● **Required task**: Set down the material below in full, matching it exactly.

+ + + + + + +

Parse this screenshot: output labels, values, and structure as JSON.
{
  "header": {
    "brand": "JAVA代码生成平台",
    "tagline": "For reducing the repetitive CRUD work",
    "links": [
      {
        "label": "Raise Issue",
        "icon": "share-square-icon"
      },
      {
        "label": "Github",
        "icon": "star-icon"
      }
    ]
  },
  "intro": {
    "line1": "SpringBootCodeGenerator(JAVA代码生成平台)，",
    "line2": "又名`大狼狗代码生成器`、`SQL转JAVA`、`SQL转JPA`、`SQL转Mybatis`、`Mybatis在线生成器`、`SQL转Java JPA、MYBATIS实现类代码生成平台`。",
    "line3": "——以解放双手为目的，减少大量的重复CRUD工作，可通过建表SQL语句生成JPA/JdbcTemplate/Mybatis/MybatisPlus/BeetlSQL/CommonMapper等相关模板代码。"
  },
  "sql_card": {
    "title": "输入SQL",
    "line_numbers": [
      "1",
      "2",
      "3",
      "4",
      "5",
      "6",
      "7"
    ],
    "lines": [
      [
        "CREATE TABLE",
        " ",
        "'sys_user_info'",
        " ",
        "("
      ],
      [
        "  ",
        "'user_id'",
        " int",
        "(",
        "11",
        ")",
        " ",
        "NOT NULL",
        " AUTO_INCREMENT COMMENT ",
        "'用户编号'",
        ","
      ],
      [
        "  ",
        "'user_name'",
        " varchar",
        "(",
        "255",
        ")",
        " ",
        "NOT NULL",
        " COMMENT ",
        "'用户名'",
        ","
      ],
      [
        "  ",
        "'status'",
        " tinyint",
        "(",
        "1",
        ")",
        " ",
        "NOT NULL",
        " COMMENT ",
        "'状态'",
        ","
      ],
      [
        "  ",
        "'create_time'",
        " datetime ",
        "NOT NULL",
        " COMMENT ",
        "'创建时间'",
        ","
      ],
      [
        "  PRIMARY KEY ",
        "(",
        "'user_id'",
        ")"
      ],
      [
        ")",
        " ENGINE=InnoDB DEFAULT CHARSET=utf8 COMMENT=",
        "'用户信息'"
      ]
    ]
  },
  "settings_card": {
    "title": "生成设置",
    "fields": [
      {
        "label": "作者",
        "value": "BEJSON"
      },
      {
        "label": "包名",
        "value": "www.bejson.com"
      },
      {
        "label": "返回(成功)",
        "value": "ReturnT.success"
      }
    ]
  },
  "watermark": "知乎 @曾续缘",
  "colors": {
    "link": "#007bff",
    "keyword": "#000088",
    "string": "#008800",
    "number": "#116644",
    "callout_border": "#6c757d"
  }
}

+ + + + + + +

● **Result of this task**:
Parse this screenshot: output labels, values, and structure as JSON.
{
  "header": {
    "brand": "JAVA代码生成平台",
    "tagline": "For reducing the repetitive CRUD work",
    "links": [
      {
        "label": "Raise Issue",
        "icon": "share-square-icon"
      },
      {
        "label": "Github",
        "icon": "star-icon"
      }
    ]
  },
  "intro": {
    "line1": "SpringBootCodeGenerator(JAVA代码生成平台)，",
    "line2": "又名`大狼狗代码生成器`、`SQL转JAVA`、`SQL转JPA`、`SQL转Mybatis`、`Mybatis在线生成器`、`SQL转Java JPA、MYBATIS实现类代码生成平台`。",
    "line3": "——以解放双手为目的，减少大量的重复CRUD工作，可通过建表SQL语句生成JPA/JdbcTemplate/Mybatis/MybatisPlus/BeetlSQL/CommonMapper等相关模板代码。"
  },
  "sql_card": {
    "title": "输入SQL",
    "line_numbers": [
      "1",
      "2",
      "3",
      "4",
      "5",
      "6",
      "7"
    ],
    "lines": [
      [
        "CREATE TABLE",
        " ",
        "'sys_user_info'",
        " ",
        "("
      ],
      [
        "  ",
        "'user_id'",
        " int",
        "(",
        "11",
        ")",
        " ",
        "NOT NULL",
        " AUTO_INCREMENT COMMENT ",
        "'用户编号'",
        ","
      ],
      [
        "  ",
        "'user_name'",
        " varchar",
        "(",
        "255",
        ")",
        " ",
        "NOT NULL",
        " COMMENT ",
        "'用户名'",
        ","
      ],
      [
        "  ",
        "'status'",
        " tinyint",
        "(",
        "1",
        ")",
        " ",
        "NOT NULL",
        " COMMENT ",
        "'状态'",
        ","
      ],
      [
        "  ",
        "'create_time'",
        " datetime ",
        "NOT NULL",
        " COMMENT ",
        "'创建时间'",
        ","
      ],
      [
        "  PRIMARY KEY ",
        "(",
        "'user_id'",
        ")"
      ],
      [
        ")",
        " ENGINE=InnoDB DEFAULT CHARSET=utf8 COMMENT=",
        "'用户信息'"
      ]
    ]
  },
  "settings_card": {
    "title": "生成设置",
    "fields": [
      {
        "label": "作者",
        "value": "BEJSON"
      },
      {
        "label": "包名",
        "value": "www.bejson.com"
      },
      {
        "label": "返回(成功)",
        "value": "ReturnT.success"
      }
    ]
  },
  "watermark": "知乎 @曾续缘",
  "colors": {
    "link": "#007bff",
    "keyword": "#000088",
    "string": "#008800",
    "number": "#116644",
    "callout_border": "#6c757d"
  }
}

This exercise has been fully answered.